**What the task asks**.
Repeat the rows from the first one through the row containing "nav-link-3d-model[interactable]: 3D Model", swapping "wave-divider" for "section-divider" and leaving everything else unchanged.

**Supplied entries**.
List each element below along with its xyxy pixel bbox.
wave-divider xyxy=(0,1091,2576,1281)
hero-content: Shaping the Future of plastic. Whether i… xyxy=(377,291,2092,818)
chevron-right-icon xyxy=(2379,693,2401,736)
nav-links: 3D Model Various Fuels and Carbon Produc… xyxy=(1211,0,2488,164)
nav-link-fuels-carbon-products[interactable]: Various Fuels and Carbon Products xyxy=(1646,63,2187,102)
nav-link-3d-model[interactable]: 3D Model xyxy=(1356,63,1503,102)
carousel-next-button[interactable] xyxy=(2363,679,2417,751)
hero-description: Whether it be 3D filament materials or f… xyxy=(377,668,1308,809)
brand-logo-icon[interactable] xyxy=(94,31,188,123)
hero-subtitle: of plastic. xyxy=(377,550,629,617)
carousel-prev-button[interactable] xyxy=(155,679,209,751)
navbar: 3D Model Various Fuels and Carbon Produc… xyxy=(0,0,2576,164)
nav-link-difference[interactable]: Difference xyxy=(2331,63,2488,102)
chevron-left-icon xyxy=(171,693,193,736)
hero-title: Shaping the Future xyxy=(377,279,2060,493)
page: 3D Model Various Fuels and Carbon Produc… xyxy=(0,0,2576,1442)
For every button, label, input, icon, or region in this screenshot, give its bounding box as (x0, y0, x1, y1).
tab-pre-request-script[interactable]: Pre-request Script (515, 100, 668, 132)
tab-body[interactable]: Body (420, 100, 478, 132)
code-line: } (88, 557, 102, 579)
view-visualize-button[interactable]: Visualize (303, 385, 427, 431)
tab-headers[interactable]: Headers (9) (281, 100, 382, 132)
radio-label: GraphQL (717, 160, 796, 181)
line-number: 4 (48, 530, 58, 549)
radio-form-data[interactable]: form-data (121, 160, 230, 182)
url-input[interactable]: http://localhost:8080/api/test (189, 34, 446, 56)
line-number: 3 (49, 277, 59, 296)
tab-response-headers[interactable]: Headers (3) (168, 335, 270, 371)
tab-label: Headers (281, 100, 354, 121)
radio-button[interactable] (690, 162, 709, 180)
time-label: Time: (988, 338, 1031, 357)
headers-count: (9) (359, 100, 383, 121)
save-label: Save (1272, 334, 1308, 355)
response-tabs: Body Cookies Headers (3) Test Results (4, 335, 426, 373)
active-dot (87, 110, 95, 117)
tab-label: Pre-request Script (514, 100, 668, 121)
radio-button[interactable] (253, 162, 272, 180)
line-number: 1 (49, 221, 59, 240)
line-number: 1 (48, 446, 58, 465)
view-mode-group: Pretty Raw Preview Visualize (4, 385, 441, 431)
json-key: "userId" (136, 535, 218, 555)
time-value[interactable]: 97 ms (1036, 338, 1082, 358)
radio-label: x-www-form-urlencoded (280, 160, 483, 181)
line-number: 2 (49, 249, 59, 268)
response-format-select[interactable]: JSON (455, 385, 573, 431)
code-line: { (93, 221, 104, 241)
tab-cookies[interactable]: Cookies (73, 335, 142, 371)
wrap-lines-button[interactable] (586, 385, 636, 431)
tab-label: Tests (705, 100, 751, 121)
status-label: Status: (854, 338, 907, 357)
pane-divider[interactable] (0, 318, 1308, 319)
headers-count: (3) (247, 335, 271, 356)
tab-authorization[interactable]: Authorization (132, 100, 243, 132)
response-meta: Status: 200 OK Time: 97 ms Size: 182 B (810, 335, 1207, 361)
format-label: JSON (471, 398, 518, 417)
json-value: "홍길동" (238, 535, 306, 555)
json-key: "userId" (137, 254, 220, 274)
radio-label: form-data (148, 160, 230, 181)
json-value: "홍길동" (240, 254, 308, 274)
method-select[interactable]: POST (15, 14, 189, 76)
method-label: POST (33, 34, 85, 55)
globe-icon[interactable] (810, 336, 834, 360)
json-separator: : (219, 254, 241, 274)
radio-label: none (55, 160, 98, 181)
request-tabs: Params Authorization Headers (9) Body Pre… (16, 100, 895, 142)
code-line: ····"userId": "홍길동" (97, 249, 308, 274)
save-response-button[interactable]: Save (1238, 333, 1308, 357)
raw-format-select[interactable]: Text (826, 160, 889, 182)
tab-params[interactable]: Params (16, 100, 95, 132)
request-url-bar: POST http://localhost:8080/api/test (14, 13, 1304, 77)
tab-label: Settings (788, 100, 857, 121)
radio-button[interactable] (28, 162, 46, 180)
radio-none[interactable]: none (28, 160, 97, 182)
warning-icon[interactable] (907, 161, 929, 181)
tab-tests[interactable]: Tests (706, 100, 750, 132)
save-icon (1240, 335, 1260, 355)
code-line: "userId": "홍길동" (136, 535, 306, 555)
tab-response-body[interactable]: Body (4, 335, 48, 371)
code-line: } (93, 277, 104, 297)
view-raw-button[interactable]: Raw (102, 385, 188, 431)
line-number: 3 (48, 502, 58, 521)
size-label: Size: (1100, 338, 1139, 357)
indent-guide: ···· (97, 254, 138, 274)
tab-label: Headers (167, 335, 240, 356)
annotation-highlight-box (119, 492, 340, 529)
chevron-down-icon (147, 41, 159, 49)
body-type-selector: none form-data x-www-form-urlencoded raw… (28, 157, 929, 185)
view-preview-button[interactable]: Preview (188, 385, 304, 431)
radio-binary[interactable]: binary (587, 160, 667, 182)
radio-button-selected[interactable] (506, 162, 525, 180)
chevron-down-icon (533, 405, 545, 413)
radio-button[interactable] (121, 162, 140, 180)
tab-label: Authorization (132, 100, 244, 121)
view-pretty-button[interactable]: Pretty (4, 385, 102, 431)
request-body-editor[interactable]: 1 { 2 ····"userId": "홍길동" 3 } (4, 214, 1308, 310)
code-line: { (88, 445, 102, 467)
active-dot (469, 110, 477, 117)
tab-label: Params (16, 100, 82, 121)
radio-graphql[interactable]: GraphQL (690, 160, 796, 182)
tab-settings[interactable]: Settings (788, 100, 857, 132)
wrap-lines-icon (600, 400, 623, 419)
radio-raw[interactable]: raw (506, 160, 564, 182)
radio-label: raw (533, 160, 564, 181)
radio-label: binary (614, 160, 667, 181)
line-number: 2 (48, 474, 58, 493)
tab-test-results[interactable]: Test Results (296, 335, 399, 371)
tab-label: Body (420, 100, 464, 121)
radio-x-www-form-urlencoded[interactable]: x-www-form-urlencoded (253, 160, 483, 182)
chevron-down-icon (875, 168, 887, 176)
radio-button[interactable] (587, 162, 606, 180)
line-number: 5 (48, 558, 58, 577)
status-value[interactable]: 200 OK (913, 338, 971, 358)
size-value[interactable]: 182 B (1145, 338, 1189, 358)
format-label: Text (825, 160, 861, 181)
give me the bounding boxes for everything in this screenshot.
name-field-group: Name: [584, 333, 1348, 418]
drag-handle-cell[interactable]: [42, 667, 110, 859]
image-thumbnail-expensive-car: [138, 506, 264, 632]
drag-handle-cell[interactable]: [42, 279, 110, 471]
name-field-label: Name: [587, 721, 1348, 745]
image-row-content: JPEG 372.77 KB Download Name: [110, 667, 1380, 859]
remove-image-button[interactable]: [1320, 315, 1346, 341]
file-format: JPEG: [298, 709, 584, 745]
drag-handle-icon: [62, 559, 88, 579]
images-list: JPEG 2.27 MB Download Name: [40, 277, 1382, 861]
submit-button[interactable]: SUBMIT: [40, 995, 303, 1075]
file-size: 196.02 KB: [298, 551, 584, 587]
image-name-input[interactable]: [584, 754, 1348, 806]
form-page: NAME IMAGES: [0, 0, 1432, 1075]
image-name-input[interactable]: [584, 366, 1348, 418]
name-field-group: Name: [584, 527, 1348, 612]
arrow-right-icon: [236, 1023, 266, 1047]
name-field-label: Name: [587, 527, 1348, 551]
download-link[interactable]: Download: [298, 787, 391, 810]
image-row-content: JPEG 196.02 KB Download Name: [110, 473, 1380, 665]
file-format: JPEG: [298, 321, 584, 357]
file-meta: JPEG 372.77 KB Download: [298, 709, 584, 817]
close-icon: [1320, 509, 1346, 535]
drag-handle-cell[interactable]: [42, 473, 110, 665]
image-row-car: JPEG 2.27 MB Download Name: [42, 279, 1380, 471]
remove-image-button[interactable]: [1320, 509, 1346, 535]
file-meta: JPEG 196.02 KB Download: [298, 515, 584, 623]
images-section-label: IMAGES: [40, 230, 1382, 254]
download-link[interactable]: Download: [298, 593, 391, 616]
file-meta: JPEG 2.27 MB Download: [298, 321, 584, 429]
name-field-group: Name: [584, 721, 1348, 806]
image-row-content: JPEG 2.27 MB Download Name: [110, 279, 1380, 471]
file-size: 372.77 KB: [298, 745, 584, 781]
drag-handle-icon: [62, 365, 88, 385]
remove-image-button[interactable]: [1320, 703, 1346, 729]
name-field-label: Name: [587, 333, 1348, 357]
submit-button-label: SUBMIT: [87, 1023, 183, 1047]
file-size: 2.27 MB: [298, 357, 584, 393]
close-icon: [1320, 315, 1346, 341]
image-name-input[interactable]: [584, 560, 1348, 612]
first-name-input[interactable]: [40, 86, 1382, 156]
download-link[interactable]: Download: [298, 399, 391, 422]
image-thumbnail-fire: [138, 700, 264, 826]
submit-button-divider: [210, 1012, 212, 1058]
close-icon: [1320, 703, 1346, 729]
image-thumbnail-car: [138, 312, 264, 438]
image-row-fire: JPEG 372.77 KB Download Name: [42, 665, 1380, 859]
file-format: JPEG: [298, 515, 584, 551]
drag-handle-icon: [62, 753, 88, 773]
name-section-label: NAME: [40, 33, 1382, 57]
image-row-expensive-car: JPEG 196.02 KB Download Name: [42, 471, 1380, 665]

**Response below**.
List each element below along with its xyxy pixel bbox.
section-divider xyxy=(0,1091,2576,1281)
hero-content: Shaping the Future of plastic. Whether i… xyxy=(377,291,2092,818)
chevron-right-icon xyxy=(2379,693,2401,736)
nav-links: 3D Model Various Fuels and Carbon Produc… xyxy=(1211,0,2488,164)
nav-link-fuels-carbon-products[interactable]: Various Fuels and Carbon Products xyxy=(1646,63,2187,102)
nav-link-3d-model[interactable]: 3D Model xyxy=(1356,63,1503,102)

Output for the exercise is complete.